— START The data —

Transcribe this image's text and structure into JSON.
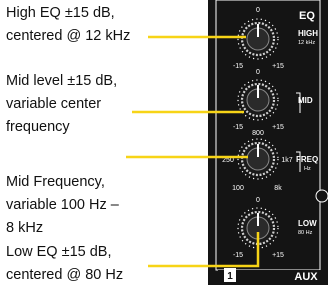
{
  "annotations": [
    {
      "lines": [
        "High EQ ±15 dB,",
        "centered @ 12 kHz"
      ]
    },
    {
      "lines": [
        "Mid level ±15 dB,",
        "variable center",
        "frequency"
      ]
    },
    {
      "lines": [
        "Mid Frequency,",
        "variable 100 Hz –",
        "8 kHz"
      ]
    },
    {
      "lines": [
        "Low EQ ±15 dB,",
        "centered @ 80 Hz"
      ]
    }
  ],
  "section": "EQ",
  "knobs": [
    {
      "label": "HIGH",
      "sublabel": "12 kHz",
      "center": "0",
      "min": "-15",
      "max": "+15"
    },
    {
      "label": "MID",
      "center": "0",
      "min": "-15",
      "max": "+15"
    },
    {
      "label": "FREQ",
      "sublabel": "Hz",
      "center": "800",
      "left": "250",
      "right": "1k7",
      "min": "100",
      "max": "8k"
    },
    {
      "label": "LOW",
      "sublabel": "80 Hz",
      "center": "0",
      "min": "-15",
      "max": "+15"
    }
  ],
  "next_section": {
    "number": "1",
    "label": "AUX"
  }
}
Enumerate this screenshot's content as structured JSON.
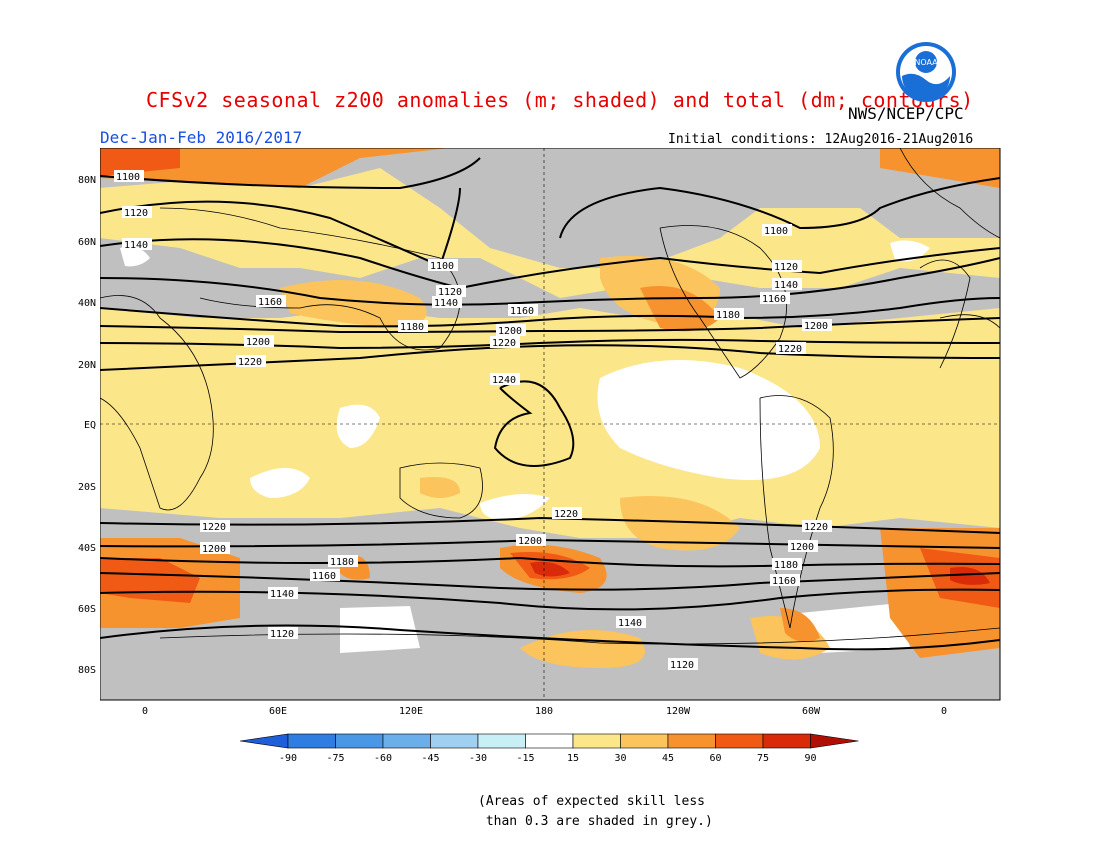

— END The data —

What the exercise asks:
Copy every line of the data word for word, omitting the images.

Result of this exercise:
Transcribe this image's text and structure into JSON.
{
  "annotations": [
    {
      "lines": [
        "High EQ ±15 dB,",
        "centered @ 12 kHz"
      ]
    },
    {
      "lines": [
        "Mid level ±15 dB,",
        "variable center",
        "frequency"
      ]
    },
    {
      "lines": [
        "Mid Frequency,",
        "variable 100 Hz –",
        "8 kHz"
      ]
    },
    {
      "lines": [
        "Low EQ ±15 dB,",
        "centered @ 80 Hz"
      ]
    }
  ],
  "section": "EQ",
  "knobs": [
    {
      "label": "HIGH",
      "sublabel": "12 kHz",
      "center": "0",
      "min": "-15",
      "max": "+15"
    },
    {
      "label": "MID",
      "center": "0",
      "min": "-15",
      "max": "+15"
    },
    {
      "label": "FREQ",
      "sublabel": "Hz",
      "center": "800",
      "left": "250",
      "right": "1k7",
      "min": "100",
      "max": "8k"
    },
    {
      "label": "LOW",
      "sublabel": "80 Hz",
      "center": "0",
      "min": "-15",
      "max": "+15"
    }
  ],
  "next_section": {
    "number": "1",
    "label": "AUX"
  }
}
Enumerate this screenshot's content as structured JSON.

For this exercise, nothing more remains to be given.